▶ **Problem requirements**
The records should be repeated word for word, pictures excluded.

▶ **Supplied material**
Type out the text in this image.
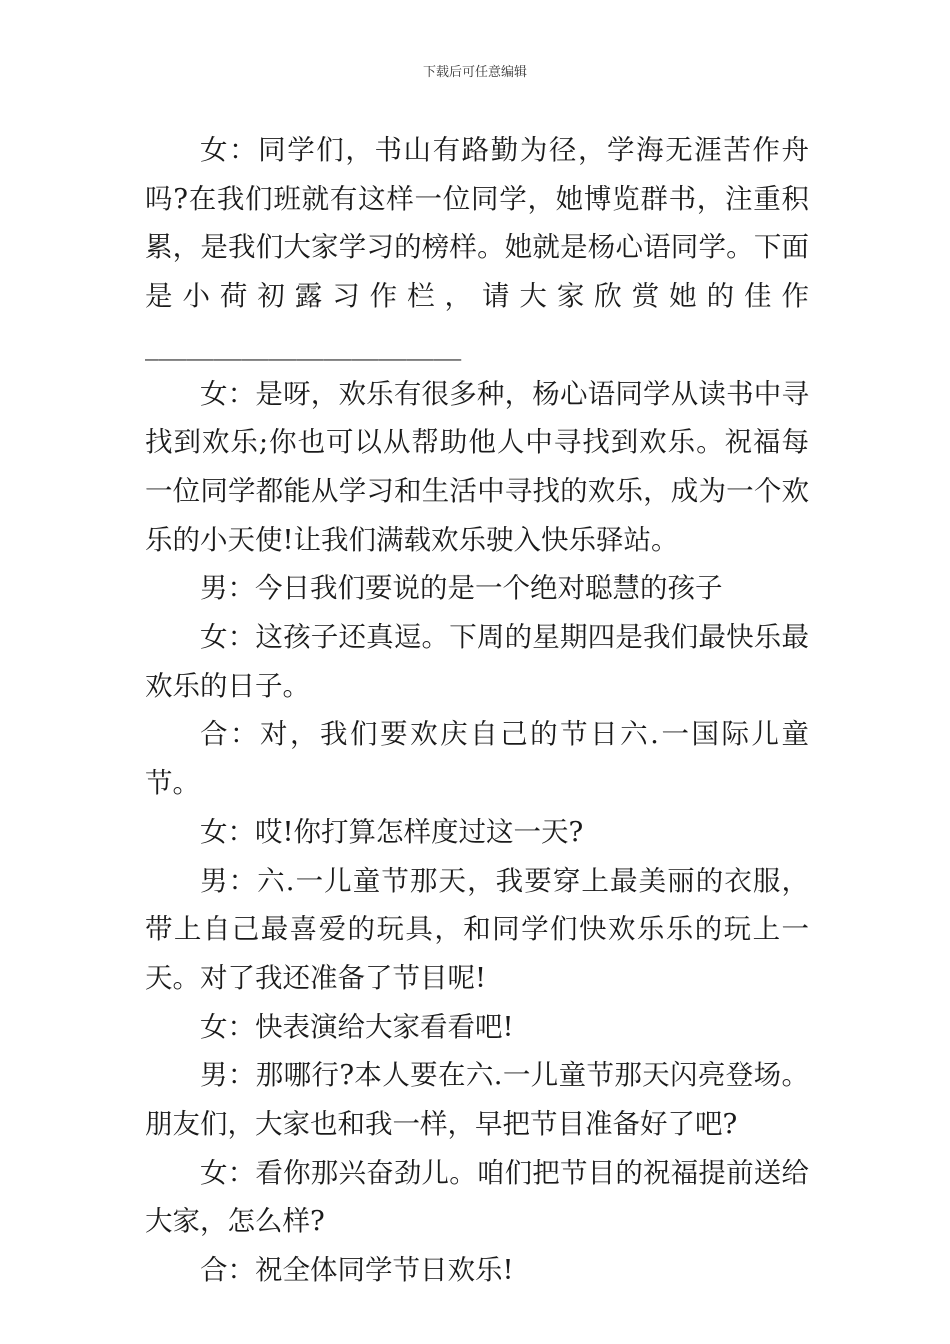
下载后可任意编辑

女：同学们，书山有路勤为径，学海无涯苦作舟吗?在我们班就有这样一位同学，她博览群书，注重积累，是我们大家学习的榜样。她就是杨心语同学。下面是小荷初露习作栏，请大家欣赏她的佳作_______________________

女：是呀，欢乐有很多种，杨心语同学从读书中寻找到欢乐;你也可以从帮助他人中寻找到欢乐。祝福每一位同学都能从学习和生活中寻找的欢乐，成为一个欢乐的小天使!让我们满载欢乐驶入快乐驿站。

男：今日我们要说的是一个绝对聪慧的孩子

女：这孩子还真逗。下周的星期四是我们最快乐最欢乐的日子。

合：对，我们要欢庆自己的节日六.一国际儿童节。

女：哎!你打算怎样度过这一天?

男：六.一儿童节那天，我要穿上最美丽的衣服，带上自己最喜爱的玩具，和同学们快欢乐乐的玩上一天。对了我还准备了节目呢!

女：快表演给大家看看吧!

男：那哪行?本人要在六.一儿童节那天闪亮登场。朋友们，大家也和我一样，早把节目准备好了吧?

女：看你那兴奋劲儿。咱们把节目的祝福提前送给大家，怎么样?

合：祝全体同学节日欢乐!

▶ **Correct output**
Type out the text in this image.
下载后可任意编辑

女：同学们，书山有路勤为径，学海无涯苦作舟吗?在我们班就有这样一位同学，她博览群书，注重积累，是我们大家学习的榜样。她就是杨心语同学。下面是小荷初露习作栏，请大家欣赏她的佳作_______________________

女：是呀，欢乐有很多种，杨心语同学从读书中寻找到欢乐;你也可以从帮助他人中寻找到欢乐。祝福每一位同学都能从学习和生活中寻找的欢乐，成为一个欢乐的小天使!让我们满载欢乐驶入快乐驿站。

男：今日我们要说的是一个绝对聪慧的孩子

女：这孩子还真逗。下周的星期四是我们最快乐最欢乐的日子。

合：对，我们要欢庆自己的节日六.一国际儿童节。

女：哎!你打算怎样度过这一天?

男：六.一儿童节那天，我要穿上最美丽的衣服，带上自己最喜爱的玩具，和同学们快欢乐乐的玩上一天。对了我还准备了节目呢!

女：快表演给大家看看吧!

男：那哪行?本人要在六.一儿童节那天闪亮登场。朋友们，大家也和我一样，早把节目准备好了吧?

女：看你那兴奋劲儿。咱们把节目的祝福提前送给大家，怎么样?

合：祝全体同学节日欢乐!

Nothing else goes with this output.